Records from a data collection
_ _ _ _ _
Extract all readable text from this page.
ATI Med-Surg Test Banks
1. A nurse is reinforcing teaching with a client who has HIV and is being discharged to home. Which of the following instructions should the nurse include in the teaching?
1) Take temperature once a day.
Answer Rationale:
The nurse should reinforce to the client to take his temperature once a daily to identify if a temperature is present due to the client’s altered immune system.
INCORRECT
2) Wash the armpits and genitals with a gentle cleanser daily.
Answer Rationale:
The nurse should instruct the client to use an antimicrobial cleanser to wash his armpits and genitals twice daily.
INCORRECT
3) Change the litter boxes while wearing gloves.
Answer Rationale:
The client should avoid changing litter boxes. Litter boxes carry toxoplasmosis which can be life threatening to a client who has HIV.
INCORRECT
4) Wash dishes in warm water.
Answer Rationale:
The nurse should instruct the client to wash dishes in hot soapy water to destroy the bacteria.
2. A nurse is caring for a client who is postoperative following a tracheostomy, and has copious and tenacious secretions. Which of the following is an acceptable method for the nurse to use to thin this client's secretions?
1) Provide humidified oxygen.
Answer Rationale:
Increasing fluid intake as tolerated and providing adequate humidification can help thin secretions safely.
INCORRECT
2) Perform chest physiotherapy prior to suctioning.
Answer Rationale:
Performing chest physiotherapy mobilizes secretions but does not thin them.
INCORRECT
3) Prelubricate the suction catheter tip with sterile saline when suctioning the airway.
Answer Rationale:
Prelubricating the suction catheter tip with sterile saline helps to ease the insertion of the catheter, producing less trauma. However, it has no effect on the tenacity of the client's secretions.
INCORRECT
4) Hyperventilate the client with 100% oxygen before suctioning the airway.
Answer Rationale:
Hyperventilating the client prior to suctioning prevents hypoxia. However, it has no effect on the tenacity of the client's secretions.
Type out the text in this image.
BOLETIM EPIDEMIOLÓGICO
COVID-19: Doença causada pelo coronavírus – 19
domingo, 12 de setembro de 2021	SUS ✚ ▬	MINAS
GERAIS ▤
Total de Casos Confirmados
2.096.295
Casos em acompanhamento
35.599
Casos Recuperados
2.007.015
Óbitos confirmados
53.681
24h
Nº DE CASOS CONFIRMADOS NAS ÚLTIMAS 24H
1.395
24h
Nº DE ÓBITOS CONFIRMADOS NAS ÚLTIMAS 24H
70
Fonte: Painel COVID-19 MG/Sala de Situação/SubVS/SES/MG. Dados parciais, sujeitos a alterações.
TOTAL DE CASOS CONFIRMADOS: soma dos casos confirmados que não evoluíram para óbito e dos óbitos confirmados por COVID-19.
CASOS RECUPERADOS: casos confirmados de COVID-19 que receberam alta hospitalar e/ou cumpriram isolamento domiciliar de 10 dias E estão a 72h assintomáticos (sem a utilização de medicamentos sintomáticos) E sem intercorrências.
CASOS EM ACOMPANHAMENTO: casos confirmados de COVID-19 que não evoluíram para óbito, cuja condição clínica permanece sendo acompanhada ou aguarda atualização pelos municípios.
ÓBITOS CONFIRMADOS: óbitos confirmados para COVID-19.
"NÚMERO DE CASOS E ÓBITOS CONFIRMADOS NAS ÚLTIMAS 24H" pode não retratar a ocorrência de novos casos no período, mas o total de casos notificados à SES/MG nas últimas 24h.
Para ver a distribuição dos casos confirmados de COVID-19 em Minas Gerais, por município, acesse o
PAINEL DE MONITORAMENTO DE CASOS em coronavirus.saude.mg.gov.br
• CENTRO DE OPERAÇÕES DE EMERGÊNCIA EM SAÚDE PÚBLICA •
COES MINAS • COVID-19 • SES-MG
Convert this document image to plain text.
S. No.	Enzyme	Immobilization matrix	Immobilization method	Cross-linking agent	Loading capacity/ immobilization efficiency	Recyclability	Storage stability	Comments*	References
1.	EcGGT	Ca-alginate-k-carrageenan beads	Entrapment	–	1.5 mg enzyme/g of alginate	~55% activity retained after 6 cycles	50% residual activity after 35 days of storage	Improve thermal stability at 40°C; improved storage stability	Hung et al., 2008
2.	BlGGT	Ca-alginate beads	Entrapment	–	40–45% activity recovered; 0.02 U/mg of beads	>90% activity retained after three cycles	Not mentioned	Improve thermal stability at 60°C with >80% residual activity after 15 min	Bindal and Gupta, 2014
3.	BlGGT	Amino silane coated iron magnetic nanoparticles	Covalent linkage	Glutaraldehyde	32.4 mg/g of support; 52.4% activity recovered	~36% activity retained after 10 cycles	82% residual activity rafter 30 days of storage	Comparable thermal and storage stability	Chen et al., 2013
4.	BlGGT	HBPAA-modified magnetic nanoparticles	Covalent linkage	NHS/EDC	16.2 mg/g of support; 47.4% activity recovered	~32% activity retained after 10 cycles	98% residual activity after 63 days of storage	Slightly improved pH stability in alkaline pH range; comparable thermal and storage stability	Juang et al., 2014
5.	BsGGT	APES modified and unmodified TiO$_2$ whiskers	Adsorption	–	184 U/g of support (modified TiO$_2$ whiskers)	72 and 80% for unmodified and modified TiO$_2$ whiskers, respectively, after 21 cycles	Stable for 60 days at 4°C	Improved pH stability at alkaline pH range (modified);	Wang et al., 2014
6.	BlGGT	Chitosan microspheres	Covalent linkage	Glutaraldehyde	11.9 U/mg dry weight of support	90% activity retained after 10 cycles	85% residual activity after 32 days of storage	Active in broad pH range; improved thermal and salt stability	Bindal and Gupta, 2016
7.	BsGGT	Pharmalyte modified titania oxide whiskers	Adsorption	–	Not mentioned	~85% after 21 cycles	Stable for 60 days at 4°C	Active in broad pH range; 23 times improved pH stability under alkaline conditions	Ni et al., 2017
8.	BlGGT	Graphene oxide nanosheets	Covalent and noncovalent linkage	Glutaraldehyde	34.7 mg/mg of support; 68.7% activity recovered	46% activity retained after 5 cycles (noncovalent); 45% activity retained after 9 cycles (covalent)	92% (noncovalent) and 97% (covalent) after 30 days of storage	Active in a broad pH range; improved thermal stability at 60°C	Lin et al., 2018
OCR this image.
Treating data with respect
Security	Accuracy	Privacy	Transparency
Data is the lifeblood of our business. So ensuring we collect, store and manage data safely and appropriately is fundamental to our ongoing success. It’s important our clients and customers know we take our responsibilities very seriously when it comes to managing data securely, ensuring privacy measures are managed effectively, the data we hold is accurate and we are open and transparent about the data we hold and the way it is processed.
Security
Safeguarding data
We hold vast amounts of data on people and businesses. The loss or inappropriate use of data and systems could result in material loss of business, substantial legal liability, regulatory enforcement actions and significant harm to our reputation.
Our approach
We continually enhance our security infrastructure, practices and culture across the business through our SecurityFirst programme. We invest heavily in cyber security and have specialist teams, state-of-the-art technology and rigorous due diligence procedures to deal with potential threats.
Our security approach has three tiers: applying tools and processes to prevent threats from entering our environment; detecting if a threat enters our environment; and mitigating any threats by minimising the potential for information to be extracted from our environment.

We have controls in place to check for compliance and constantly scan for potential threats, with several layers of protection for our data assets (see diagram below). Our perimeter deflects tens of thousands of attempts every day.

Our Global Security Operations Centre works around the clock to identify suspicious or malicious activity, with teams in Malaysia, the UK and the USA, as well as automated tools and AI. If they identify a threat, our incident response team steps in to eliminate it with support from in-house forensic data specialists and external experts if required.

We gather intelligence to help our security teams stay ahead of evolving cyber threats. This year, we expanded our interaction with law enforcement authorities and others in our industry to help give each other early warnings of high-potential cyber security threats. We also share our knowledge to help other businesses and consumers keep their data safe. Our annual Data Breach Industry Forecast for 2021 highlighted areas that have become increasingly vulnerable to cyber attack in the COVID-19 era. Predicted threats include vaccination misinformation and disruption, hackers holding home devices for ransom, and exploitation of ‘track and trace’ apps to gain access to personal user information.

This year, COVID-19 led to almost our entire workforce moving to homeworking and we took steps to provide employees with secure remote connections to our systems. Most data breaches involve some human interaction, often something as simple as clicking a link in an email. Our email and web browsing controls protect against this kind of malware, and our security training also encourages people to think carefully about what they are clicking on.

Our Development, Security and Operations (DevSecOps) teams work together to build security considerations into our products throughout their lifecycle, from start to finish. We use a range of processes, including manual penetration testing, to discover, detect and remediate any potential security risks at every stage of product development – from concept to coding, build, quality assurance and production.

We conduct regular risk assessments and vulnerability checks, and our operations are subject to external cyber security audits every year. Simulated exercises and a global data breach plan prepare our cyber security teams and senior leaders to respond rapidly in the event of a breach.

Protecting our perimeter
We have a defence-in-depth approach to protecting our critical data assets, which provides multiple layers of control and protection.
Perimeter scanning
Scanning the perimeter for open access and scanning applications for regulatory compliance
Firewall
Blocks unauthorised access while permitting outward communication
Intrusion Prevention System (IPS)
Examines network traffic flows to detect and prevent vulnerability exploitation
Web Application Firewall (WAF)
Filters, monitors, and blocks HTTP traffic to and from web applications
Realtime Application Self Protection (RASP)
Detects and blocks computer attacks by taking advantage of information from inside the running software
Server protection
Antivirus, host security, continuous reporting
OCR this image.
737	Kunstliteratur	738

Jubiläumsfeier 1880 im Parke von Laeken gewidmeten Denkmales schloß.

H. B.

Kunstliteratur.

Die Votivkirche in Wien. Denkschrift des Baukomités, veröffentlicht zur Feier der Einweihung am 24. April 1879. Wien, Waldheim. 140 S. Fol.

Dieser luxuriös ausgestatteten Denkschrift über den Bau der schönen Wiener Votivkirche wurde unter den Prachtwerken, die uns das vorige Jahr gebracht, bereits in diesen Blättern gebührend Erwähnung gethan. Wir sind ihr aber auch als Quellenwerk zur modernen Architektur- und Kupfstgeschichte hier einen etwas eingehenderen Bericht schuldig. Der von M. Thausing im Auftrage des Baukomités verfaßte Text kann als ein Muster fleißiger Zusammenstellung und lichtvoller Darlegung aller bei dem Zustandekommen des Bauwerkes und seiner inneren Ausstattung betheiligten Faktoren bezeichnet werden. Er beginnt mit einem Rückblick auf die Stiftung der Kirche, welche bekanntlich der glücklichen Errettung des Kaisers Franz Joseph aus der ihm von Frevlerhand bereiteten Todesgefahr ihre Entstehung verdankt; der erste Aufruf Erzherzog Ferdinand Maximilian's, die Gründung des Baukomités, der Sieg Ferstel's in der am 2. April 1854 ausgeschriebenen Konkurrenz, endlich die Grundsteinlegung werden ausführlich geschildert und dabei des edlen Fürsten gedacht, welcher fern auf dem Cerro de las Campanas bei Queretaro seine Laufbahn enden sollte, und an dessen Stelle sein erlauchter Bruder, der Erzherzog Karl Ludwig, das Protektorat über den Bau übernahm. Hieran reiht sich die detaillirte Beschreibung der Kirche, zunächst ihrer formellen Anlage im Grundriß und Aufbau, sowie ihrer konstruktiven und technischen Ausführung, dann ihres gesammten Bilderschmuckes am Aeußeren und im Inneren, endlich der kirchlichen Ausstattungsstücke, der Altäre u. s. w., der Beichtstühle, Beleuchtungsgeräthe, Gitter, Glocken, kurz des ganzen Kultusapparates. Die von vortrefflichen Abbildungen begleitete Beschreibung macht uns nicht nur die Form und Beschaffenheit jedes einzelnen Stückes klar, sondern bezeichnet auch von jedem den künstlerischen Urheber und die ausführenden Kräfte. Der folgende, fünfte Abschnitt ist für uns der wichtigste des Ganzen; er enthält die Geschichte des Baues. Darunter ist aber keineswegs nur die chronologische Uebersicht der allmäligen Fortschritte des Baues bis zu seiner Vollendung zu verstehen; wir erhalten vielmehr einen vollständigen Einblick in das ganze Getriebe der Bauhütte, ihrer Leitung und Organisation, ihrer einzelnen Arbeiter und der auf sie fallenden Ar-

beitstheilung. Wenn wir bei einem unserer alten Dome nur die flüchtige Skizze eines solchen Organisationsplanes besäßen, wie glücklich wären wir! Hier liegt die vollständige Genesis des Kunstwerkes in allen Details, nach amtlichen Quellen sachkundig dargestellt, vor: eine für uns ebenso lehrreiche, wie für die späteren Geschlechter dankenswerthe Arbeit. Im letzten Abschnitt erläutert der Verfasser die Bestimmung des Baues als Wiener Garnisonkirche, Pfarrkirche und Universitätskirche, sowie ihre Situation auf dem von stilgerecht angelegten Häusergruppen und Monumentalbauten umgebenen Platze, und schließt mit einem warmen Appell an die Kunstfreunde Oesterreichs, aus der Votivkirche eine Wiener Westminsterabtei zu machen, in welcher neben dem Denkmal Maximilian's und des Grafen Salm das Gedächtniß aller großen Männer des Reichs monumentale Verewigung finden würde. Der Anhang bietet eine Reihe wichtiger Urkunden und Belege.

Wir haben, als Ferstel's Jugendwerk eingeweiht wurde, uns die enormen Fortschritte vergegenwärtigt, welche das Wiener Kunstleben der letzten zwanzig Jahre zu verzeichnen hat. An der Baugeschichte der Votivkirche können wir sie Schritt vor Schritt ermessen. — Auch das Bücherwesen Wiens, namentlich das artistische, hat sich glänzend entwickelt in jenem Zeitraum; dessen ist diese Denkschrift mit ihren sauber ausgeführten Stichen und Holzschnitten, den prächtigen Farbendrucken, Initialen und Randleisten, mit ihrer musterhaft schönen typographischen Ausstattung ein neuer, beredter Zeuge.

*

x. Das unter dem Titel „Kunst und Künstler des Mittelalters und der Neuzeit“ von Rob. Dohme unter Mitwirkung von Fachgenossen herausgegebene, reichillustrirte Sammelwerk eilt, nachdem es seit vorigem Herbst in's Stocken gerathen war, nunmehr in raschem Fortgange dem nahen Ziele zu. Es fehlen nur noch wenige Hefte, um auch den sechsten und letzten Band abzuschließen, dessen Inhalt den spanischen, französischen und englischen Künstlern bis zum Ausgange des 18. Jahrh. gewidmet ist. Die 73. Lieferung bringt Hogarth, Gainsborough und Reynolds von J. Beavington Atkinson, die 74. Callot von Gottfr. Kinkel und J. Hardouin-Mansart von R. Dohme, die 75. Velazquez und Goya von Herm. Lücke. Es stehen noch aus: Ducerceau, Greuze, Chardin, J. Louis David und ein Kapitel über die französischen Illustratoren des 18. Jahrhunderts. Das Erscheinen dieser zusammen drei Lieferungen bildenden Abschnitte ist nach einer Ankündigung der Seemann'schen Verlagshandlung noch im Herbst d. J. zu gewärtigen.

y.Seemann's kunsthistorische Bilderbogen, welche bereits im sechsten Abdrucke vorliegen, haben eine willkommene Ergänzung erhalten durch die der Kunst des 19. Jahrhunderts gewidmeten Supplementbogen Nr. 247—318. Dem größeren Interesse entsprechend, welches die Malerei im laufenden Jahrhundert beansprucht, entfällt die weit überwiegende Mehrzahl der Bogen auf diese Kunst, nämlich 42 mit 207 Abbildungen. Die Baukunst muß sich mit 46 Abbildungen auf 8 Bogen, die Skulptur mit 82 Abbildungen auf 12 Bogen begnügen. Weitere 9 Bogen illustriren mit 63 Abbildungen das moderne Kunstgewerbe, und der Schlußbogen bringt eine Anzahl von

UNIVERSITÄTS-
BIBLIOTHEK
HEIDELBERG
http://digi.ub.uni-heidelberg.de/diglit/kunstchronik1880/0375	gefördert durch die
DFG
_ _ _ _ _
- **The problem**
Look through the data and gather every line with the string "oxide" in it.

- **Task result**
7.	BsGGT	Pharmalyte modified titania oxide whiskers	Adsorption	–	Not mentioned	~85% after 21 cycles	Stable for 60 days at 4°C	Active in broad pH range; 23 times improved pH stability under alkaline conditions	Ni et al., 2017
8.	BlGGT	Graphene oxide nanosheets	Covalent and noncovalent linkage	Glutaraldehyde	34.7 mg/mg of support; 68.7% activity recovered	46% activity retained after 5 cycles (noncovalent); 45% activity retained after 9 cycles (covalent)	92% (noncovalent) and 97% (covalent) after 30 days of storage	Active in a broad pH range; improved thermal stability at 60°C	Lin et al., 2018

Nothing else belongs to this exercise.